**TASK TO COMPLETE:** Rewrite the material starting with the line that contains "42, 35, 53]" and going on through the line that contains "93, 36, 113]", changing every "list-item" to "species-entry" and leaving everything else as it is. Give back only those lines.

**DATA SHOWN:**
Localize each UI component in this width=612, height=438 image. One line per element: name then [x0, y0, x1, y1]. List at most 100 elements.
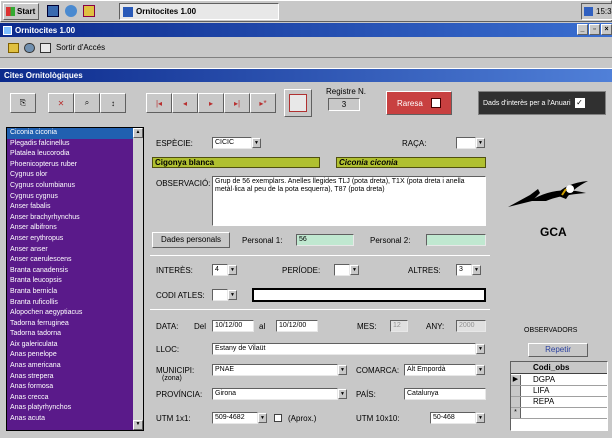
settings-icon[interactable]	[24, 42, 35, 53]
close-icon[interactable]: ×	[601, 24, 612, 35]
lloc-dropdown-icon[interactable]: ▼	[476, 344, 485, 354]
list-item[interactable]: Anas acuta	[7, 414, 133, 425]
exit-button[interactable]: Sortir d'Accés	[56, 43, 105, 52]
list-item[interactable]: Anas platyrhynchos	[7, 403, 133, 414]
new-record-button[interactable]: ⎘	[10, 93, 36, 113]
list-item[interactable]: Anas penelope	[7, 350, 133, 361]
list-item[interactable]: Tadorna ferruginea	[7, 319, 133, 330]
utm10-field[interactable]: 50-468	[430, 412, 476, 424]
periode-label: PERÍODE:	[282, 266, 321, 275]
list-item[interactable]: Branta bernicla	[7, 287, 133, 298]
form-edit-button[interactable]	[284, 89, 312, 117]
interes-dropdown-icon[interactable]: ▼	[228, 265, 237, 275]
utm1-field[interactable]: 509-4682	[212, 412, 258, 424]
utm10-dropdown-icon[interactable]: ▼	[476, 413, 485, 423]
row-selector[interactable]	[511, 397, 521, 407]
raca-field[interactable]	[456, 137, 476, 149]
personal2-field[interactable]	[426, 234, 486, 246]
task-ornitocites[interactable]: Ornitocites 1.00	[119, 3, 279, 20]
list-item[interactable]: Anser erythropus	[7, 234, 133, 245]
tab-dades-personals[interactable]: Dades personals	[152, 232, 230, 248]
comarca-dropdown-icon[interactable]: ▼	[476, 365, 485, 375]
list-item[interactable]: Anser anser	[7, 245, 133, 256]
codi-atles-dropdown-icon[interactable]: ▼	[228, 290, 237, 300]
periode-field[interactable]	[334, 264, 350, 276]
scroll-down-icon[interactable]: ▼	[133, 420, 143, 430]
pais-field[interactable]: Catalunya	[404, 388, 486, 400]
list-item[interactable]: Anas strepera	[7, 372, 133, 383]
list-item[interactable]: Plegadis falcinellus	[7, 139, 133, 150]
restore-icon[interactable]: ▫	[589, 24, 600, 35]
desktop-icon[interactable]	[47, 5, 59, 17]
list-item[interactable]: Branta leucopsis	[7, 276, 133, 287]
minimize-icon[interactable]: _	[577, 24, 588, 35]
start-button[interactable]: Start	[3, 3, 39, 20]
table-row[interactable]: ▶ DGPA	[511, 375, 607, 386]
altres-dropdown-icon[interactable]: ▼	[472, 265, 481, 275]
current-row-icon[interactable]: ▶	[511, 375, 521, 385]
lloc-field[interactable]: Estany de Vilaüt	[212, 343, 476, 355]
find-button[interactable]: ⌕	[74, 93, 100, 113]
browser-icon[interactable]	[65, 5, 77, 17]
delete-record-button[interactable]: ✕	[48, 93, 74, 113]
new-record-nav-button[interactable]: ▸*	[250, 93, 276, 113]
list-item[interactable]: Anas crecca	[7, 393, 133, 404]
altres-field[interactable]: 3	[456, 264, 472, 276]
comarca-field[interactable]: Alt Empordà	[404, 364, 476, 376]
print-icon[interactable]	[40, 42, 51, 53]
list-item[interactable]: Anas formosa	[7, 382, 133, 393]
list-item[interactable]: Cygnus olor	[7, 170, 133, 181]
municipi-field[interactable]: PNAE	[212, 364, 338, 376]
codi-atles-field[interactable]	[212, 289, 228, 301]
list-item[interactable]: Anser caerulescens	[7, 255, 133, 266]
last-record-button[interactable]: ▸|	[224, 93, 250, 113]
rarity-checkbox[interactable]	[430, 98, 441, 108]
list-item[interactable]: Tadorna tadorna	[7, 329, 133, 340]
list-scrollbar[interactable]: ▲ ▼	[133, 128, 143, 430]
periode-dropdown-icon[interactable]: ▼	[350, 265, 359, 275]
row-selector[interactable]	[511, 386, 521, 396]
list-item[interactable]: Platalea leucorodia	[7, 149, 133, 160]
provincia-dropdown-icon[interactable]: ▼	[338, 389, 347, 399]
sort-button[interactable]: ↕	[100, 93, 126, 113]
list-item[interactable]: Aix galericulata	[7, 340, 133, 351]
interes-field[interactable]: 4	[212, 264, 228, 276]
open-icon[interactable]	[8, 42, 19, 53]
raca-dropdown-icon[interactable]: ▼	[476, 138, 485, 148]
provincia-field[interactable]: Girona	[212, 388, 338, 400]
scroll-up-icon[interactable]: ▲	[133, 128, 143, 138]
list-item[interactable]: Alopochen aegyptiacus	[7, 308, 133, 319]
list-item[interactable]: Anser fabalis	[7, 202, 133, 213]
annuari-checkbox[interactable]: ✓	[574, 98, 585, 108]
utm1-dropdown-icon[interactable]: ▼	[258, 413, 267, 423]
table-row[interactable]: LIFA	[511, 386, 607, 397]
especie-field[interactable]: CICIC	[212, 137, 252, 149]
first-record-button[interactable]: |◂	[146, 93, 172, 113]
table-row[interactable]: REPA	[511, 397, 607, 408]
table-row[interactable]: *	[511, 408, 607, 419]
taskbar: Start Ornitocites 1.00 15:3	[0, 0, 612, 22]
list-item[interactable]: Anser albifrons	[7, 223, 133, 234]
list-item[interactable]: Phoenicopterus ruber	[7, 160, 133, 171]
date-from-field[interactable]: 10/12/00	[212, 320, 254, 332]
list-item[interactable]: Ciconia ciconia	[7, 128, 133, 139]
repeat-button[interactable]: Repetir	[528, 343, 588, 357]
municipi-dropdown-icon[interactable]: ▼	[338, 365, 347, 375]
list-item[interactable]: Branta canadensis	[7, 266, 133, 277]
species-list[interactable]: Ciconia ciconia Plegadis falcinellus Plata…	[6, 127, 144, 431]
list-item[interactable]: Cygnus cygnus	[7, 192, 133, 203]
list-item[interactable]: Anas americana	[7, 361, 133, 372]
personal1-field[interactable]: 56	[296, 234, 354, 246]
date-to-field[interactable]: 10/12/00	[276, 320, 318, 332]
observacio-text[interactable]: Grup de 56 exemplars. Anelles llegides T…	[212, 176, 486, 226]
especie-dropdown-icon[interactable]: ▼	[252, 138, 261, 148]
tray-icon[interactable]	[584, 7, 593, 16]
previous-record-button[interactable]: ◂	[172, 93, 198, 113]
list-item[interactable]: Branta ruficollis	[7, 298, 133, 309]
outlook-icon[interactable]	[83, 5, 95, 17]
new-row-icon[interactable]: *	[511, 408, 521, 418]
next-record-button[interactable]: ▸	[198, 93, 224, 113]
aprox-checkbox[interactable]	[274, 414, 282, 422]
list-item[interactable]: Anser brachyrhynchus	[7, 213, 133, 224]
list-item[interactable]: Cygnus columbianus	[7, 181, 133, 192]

--

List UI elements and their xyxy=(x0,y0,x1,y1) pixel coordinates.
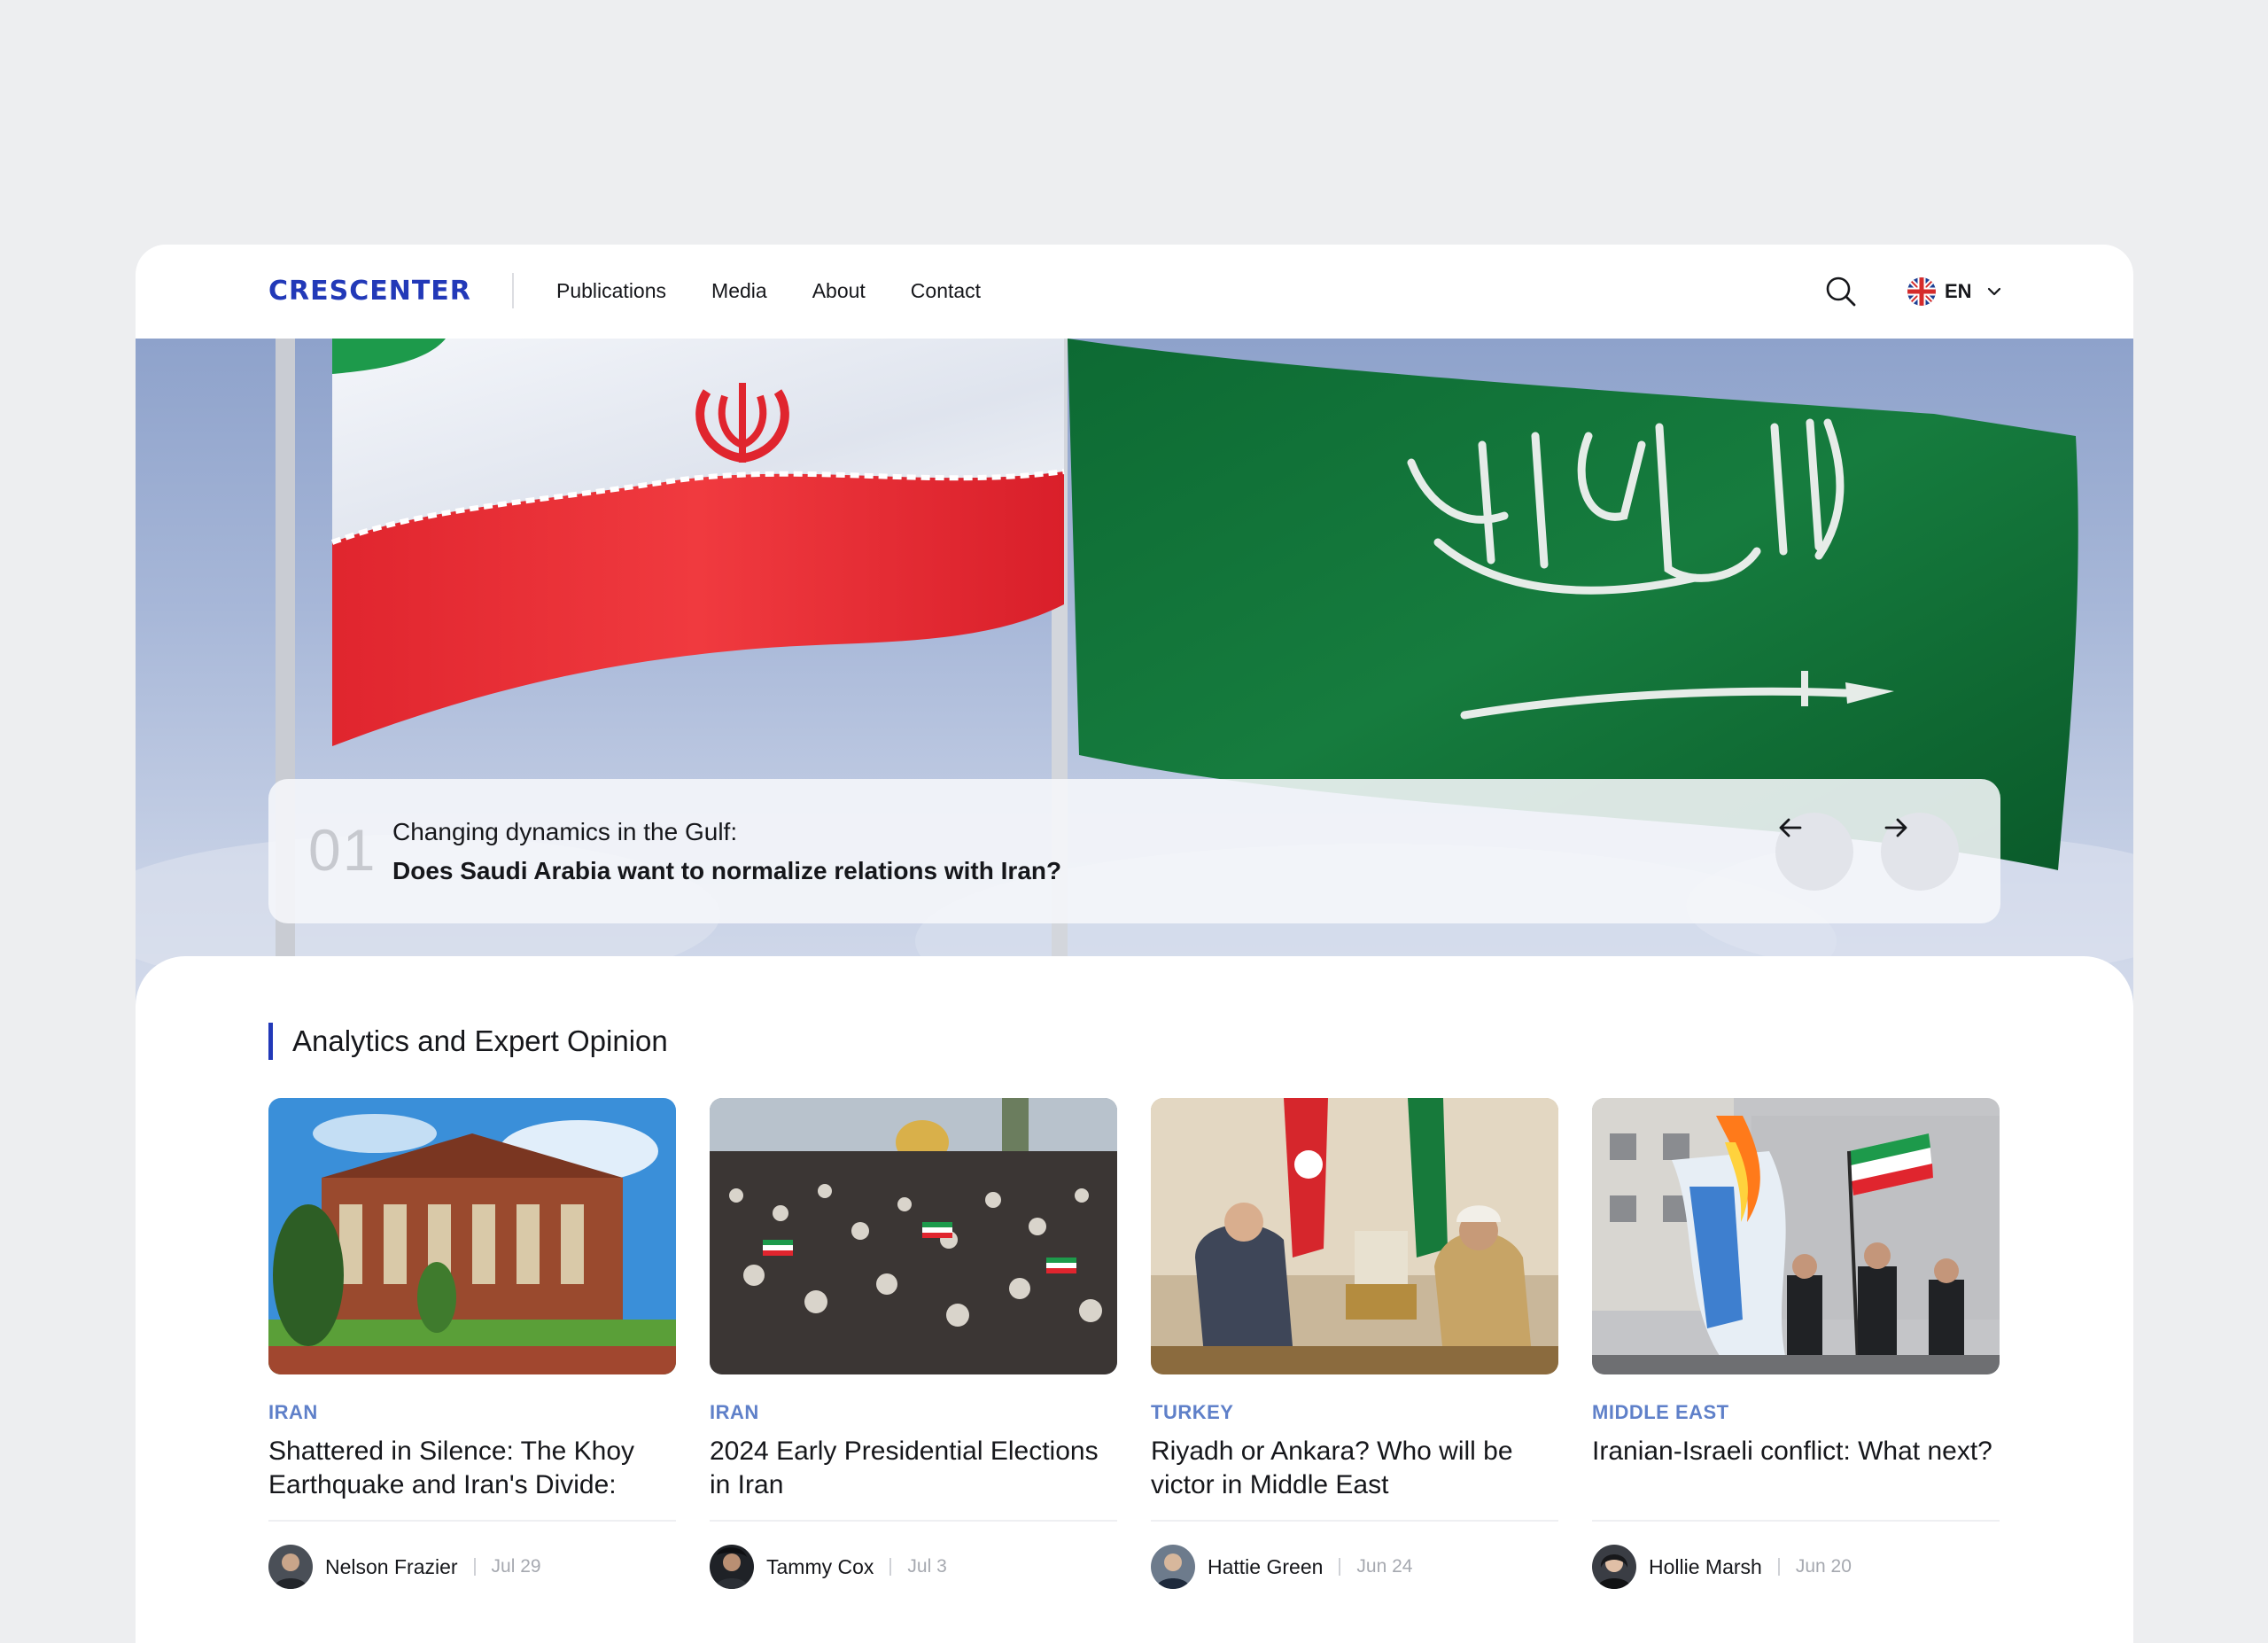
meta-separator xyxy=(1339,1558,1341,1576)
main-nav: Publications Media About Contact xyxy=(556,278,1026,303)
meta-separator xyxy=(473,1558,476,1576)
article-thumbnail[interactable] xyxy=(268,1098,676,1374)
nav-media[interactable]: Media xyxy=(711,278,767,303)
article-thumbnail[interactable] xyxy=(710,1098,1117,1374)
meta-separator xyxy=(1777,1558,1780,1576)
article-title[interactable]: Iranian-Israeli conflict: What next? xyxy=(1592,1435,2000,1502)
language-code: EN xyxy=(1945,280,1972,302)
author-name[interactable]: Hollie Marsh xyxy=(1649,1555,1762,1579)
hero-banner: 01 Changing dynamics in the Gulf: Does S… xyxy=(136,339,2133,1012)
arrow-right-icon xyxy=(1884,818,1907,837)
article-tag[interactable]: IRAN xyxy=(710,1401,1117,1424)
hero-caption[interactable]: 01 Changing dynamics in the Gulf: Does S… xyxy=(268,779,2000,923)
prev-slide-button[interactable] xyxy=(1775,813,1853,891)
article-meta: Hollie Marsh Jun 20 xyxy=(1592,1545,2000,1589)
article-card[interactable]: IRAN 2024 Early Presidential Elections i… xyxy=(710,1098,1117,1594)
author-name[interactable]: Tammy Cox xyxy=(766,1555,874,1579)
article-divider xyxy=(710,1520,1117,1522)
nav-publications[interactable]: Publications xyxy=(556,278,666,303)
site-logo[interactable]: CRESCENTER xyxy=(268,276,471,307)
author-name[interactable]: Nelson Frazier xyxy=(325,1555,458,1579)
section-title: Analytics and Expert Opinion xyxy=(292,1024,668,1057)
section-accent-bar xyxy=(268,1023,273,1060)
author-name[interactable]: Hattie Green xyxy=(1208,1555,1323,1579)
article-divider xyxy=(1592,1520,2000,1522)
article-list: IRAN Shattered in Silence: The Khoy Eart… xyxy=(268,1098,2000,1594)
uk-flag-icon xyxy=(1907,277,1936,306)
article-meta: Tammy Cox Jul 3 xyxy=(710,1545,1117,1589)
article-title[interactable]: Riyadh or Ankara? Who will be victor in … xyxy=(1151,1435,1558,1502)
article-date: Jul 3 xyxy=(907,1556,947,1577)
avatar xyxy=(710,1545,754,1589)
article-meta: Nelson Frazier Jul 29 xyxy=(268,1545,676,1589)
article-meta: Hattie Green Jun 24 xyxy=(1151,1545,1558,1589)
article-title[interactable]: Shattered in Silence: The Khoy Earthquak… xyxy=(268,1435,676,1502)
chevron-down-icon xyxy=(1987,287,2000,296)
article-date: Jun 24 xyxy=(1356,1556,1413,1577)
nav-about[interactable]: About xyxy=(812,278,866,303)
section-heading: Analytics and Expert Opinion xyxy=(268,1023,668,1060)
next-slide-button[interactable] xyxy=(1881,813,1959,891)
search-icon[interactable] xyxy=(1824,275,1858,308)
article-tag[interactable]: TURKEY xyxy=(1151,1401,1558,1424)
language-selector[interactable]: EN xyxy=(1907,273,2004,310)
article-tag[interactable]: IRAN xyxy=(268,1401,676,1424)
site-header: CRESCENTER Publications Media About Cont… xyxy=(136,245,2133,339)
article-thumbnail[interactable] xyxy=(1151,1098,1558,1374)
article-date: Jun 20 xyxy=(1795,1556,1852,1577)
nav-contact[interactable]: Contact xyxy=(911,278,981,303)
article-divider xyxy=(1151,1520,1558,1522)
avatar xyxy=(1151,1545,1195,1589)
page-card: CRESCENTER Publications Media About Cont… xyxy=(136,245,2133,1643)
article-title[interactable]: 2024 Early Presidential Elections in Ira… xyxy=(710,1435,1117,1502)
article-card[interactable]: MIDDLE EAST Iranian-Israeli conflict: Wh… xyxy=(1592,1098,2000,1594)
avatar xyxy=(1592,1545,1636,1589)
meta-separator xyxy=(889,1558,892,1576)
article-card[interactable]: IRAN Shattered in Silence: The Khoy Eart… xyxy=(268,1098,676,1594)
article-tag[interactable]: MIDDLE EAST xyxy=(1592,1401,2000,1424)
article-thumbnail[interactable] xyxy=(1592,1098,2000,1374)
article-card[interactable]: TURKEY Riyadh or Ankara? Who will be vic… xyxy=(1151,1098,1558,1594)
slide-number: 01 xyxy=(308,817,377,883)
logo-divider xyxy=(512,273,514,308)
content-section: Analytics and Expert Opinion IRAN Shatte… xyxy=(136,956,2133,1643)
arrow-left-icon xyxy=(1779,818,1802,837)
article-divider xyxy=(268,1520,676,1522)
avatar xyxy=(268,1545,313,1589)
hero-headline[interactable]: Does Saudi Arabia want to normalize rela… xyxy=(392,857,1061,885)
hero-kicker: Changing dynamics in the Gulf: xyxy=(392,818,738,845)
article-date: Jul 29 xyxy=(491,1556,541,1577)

**SOLUTION TO THE PROBLEM:**
settings-icon[interactable]	[24, 42, 35, 53]
close-icon[interactable]: ×	[601, 24, 612, 35]
lloc-dropdown-icon[interactable]: ▼	[476, 344, 485, 354]
species-entry[interactable]: Anas acuta	[7, 414, 133, 425]
exit-button[interactable]: Sortir d'Accés	[56, 43, 105, 52]
species-entry[interactable]: Anas platyrhynchos	[7, 403, 133, 414]
new-record-button[interactable]: ⎘	[10, 93, 36, 113]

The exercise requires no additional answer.